Copy every line of the entries below word for word, leaving out the pictures.

- ENTRIES SUPPLIED -
———

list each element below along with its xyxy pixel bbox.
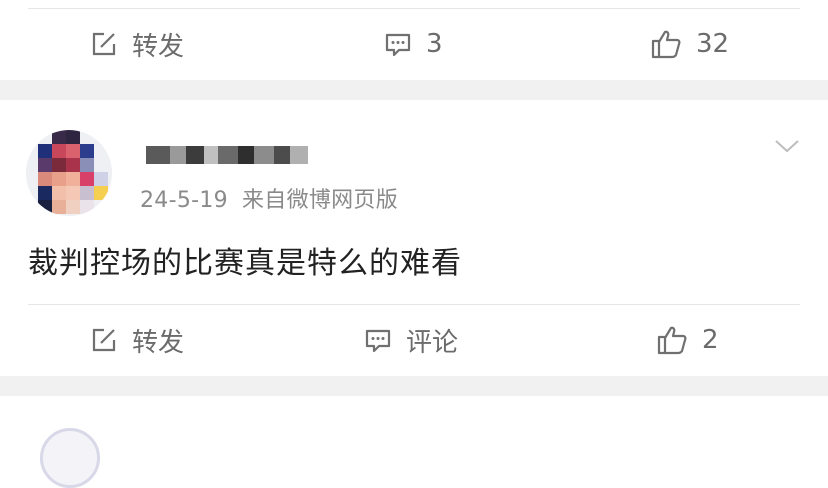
compose-icon <box>92 32 116 56</box>
repost-button[interactable]: 转发 <box>90 24 184 64</box>
repost-label: 转发 <box>132 327 185 358</box>
like-count: 32 <box>696 29 730 59</box>
like-button[interactable]: 2 <box>656 320 719 360</box>
comment-button[interactable]: 3 <box>384 24 443 64</box>
chevron-down-icon[interactable] <box>772 136 802 156</box>
compose-icon <box>92 328 116 352</box>
divider <box>28 8 800 9</box>
post-separator <box>0 80 828 100</box>
comment-label: 评论 <box>406 327 459 358</box>
comment-button[interactable]: 评论 <box>364 320 458 360</box>
avatar[interactable] <box>40 428 100 488</box>
thumbs-up-icon <box>651 30 681 59</box>
comment-icon <box>365 329 391 353</box>
comment-icon <box>385 33 411 57</box>
thumbs-up-icon <box>657 326 687 355</box>
username-redacted[interactable] <box>146 146 308 164</box>
comment-count: 3 <box>426 29 443 59</box>
pixelated-avatar-image <box>26 130 112 216</box>
repost-label: 转发 <box>132 31 185 62</box>
repost-button[interactable]: 转发 <box>90 320 184 360</box>
like-button[interactable]: 32 <box>650 24 729 64</box>
post-separator <box>0 376 828 396</box>
post-content: 裁判控场的比赛真是特么的难看 <box>28 246 462 281</box>
post-source[interactable]: 来自微博网页版 <box>242 188 398 213</box>
post-date: 24-5-19 <box>140 188 228 213</box>
divider <box>28 304 800 305</box>
post-meta: 24-5-19 来自微博网页版 <box>140 182 398 214</box>
like-count: 2 <box>702 325 719 355</box>
next-post-card <box>0 396 828 435</box>
previous-post-card: 转发 3 32 <box>0 0 828 80</box>
avatar[interactable] <box>26 130 112 216</box>
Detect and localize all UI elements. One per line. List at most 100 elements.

———

- WRITTEN RESPONSE -
list each element below along with its xyxy pixel bbox.
compose-icon <box>92 32 116 56</box>
repost-button[interactable]: 转发 <box>90 24 184 64</box>
repost-label: 转发 <box>132 327 185 358</box>
like-count: 32 <box>696 29 730 59</box>
like-button[interactable]: 2 <box>656 320 719 360</box>
comment-button[interactable]: 3 <box>384 24 443 64</box>
chevron-down-icon[interactable] <box>772 136 802 156</box>
compose-icon <box>92 328 116 352</box>
divider <box>28 8 800 9</box>
post-separator <box>0 80 828 100</box>
comment-label: 评论 <box>406 327 459 358</box>
comment-button[interactable]: 评论 <box>364 320 458 360</box>
avatar[interactable] <box>40 428 100 488</box>
thumbs-up-icon <box>651 30 681 59</box>
comment-icon <box>365 329 391 353</box>
comment-icon <box>385 33 411 57</box>
thumbs-up-icon <box>657 326 687 355</box>
username-redacted[interactable] <box>146 146 308 164</box>
comment-count: 3 <box>426 29 443 59</box>
pixelated-avatar-image <box>26 130 112 216</box>
repost-label: 转发 <box>132 31 185 62</box>
repost-button[interactable]: 转发 <box>90 320 184 360</box>
like-button[interactable]: 32 <box>650 24 729 64</box>
post-separator <box>0 376 828 396</box>
post-content: 裁判控场的比赛真是特么的难看 <box>28 246 462 281</box>
post-source[interactable]: 来自微博网页版 <box>242 188 398 213</box>
post-date: 24-5-19 <box>140 188 228 213</box>
divider <box>28 304 800 305</box>
post-meta: 24-5-19 来自微博网页版 <box>140 182 398 214</box>
like-count: 2 <box>702 325 719 355</box>
next-post-card <box>0 396 828 435</box>
previous-post-card: 转发 3 32 <box>0 0 828 80</box>
avatar[interactable] <box>26 130 112 216</box>
Detect and localize all UI elements. One per line. List at most 100 elements.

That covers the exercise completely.